- Your task -
Extract all lines in the data that contain the word "thời".

Start of Input for this task

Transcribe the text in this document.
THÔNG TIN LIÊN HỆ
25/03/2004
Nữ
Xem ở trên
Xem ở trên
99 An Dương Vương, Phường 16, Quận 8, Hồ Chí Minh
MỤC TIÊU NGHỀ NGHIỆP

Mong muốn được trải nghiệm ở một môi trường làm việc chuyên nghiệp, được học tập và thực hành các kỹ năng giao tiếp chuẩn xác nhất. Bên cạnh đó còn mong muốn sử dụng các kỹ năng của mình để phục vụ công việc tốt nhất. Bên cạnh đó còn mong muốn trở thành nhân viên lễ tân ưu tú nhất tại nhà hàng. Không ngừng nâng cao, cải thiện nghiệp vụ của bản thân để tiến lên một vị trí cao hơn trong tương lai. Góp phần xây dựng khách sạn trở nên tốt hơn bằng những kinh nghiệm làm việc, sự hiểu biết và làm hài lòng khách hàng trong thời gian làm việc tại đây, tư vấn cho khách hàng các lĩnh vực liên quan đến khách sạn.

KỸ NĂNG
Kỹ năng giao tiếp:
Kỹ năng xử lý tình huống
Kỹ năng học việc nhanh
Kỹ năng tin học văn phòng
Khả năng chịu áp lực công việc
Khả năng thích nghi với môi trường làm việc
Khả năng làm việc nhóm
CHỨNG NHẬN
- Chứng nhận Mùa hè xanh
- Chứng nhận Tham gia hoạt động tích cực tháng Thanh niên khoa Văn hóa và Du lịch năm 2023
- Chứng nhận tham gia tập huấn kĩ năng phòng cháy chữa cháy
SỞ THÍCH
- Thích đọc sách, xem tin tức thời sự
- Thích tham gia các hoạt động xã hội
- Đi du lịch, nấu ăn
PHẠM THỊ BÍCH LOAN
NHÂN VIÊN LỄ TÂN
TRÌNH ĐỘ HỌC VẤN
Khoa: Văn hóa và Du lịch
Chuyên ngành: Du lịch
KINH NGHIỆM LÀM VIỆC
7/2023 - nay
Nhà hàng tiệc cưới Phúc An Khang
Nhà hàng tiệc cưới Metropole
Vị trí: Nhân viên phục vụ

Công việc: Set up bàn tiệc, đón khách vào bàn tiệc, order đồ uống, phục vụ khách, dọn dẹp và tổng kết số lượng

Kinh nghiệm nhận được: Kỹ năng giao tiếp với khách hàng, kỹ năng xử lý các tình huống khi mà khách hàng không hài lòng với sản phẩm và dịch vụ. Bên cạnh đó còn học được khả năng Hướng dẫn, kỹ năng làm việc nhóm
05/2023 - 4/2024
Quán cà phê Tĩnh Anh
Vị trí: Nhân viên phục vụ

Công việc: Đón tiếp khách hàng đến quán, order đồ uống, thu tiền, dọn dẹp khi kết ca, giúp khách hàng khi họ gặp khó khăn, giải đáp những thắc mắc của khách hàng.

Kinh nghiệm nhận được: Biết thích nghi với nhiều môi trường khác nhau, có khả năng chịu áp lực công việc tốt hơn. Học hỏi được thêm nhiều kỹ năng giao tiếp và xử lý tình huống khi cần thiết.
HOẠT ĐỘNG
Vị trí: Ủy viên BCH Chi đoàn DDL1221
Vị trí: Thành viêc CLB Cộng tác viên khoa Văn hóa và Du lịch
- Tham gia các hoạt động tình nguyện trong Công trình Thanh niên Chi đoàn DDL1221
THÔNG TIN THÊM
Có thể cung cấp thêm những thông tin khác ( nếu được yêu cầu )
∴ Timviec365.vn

End of Input for this task

- Result of the exercise -
Mong muốn được trải nghiệm ở một môi trường làm việc chuyên nghiệp, được học tập và thực hành các kỹ năng giao tiếp chuẩn xác nhất. Bên cạnh đó còn mong muốn sử dụng các kỹ năng của mình để phục vụ công việc tốt nhất. Bên cạnh đó còn mong muốn trở thành nhân viên lễ tân ưu tú nhất tại nhà hàng. Không ngừng nâng cao, cải thiện nghiệp vụ của bản thân để tiến lên một vị trí cao hơn trong tương lai. Góp phần xây dựng khách sạn trở nên tốt hơn bằng những kinh nghiệm làm việc, sự hiểu biết và làm hài lòng khách hàng trong thời gian làm việc tại đây, tư vấn cho khách hàng các lĩnh vực liên quan đến khách sạn.
- Thích đọc sách, xem tin tức thời sự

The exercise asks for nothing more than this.